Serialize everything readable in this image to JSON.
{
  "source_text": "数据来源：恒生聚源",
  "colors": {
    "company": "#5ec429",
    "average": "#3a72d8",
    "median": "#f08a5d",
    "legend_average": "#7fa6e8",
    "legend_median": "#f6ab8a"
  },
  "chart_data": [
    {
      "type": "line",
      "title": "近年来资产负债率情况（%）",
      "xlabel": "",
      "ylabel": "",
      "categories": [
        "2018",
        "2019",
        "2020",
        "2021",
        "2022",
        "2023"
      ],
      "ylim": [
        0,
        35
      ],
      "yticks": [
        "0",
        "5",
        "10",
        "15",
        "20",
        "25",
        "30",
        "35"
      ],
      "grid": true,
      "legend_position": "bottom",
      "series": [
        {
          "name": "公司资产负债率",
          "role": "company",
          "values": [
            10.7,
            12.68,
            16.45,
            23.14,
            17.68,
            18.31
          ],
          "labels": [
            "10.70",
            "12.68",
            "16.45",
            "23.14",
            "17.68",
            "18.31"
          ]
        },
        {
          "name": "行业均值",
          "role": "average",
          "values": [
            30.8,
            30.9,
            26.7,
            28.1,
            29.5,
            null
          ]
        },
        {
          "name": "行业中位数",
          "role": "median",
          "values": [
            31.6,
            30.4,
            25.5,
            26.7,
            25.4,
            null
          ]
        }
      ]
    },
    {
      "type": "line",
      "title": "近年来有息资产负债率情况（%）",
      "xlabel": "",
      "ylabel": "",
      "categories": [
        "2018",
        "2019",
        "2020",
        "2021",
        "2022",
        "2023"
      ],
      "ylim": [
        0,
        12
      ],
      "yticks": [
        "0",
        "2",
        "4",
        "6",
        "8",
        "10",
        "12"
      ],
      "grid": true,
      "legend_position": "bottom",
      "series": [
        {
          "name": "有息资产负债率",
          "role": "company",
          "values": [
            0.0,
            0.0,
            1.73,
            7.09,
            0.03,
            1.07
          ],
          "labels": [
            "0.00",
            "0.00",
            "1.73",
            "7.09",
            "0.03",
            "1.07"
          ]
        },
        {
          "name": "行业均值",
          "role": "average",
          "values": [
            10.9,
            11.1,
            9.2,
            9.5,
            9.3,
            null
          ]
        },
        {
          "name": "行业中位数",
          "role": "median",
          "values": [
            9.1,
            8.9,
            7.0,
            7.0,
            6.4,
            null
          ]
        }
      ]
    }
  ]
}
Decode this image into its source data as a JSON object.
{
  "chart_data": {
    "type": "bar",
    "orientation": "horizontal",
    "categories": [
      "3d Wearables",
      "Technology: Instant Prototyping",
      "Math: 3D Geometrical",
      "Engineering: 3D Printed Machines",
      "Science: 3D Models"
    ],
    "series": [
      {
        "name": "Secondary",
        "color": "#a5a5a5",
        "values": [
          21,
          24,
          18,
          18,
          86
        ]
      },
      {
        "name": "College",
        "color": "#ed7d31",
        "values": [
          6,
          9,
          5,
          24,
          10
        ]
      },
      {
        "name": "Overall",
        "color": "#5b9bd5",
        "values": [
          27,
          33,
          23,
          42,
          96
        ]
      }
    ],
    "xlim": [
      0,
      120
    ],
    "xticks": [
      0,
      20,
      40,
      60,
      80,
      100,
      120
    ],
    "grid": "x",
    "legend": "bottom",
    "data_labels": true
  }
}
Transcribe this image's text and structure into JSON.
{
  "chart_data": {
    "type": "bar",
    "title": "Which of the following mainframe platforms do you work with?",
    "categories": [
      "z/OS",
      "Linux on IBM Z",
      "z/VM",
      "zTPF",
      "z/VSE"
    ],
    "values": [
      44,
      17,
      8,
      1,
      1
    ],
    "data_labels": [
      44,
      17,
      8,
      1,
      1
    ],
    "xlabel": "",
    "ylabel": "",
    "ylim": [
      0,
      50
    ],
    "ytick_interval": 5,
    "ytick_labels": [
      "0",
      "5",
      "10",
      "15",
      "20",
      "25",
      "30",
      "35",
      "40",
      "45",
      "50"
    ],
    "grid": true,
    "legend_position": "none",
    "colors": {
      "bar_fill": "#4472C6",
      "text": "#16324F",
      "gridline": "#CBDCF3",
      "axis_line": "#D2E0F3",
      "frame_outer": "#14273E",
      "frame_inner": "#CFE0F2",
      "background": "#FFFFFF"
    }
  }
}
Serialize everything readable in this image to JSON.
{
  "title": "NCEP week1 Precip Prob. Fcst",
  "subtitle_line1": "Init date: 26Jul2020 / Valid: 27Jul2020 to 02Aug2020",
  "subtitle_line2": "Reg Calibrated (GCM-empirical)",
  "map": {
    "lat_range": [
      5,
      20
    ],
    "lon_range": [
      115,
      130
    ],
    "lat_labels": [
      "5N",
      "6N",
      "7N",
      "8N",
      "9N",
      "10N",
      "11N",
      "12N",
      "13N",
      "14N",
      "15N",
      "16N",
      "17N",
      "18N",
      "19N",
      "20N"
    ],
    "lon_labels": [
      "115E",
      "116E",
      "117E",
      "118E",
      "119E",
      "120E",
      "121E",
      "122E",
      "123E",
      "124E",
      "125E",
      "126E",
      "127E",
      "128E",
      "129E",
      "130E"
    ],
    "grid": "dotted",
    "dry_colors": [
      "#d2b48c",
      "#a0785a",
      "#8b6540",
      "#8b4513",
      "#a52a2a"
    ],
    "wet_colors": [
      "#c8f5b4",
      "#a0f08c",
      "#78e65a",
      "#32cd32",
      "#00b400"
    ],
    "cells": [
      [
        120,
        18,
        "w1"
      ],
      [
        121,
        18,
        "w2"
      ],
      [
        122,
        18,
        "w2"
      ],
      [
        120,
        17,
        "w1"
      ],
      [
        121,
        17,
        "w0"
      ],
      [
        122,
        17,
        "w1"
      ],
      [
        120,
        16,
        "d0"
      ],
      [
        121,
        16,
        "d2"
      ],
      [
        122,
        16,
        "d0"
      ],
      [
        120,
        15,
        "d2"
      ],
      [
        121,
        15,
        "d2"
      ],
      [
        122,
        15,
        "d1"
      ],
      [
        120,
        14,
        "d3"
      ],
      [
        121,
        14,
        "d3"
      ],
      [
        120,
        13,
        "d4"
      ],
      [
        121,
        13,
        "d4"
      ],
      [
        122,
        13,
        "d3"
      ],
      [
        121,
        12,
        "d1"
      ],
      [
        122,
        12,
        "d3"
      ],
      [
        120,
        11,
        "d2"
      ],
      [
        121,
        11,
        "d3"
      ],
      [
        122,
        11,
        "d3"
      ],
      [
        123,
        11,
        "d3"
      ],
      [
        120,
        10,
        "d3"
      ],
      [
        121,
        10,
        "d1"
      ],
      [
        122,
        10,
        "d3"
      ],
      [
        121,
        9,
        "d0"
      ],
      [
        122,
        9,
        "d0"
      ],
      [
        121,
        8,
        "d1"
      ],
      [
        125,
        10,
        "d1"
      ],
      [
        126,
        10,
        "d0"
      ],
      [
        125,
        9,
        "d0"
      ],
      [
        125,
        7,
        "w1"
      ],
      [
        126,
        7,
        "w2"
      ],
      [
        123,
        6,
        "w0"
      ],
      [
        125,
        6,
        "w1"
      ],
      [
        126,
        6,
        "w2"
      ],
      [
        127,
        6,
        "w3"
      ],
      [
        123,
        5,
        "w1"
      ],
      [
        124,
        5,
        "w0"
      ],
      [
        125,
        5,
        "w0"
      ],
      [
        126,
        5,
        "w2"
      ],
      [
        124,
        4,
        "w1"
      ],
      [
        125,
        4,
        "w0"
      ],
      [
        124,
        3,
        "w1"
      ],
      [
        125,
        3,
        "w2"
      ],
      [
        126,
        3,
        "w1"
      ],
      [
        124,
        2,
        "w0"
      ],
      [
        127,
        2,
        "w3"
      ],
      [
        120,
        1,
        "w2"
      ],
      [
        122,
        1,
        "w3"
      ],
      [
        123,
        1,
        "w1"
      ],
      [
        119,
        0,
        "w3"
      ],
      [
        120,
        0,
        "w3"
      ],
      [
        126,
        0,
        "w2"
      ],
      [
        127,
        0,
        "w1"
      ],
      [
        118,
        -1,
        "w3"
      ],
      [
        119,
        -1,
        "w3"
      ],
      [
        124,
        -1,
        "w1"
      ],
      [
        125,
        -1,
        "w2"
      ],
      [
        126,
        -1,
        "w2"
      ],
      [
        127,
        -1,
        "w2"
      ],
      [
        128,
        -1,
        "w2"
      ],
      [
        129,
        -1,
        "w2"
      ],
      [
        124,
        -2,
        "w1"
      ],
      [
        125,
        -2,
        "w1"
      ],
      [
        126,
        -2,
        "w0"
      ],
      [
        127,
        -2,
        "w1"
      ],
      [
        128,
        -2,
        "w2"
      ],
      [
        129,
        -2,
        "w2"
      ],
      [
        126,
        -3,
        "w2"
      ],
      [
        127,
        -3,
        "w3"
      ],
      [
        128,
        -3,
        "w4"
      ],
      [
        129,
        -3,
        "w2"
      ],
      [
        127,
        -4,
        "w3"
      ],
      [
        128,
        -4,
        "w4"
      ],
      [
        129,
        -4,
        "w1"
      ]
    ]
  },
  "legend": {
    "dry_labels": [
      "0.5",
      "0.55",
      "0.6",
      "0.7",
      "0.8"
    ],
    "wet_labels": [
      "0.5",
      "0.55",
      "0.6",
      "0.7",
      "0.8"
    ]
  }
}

== == ==

§ **Challenge**: Whichever lines contain the string "true", select and copy them.

§ **Output**:
      "grid": true,
      "grid": true,
    "data_labels": true
    "grid": true,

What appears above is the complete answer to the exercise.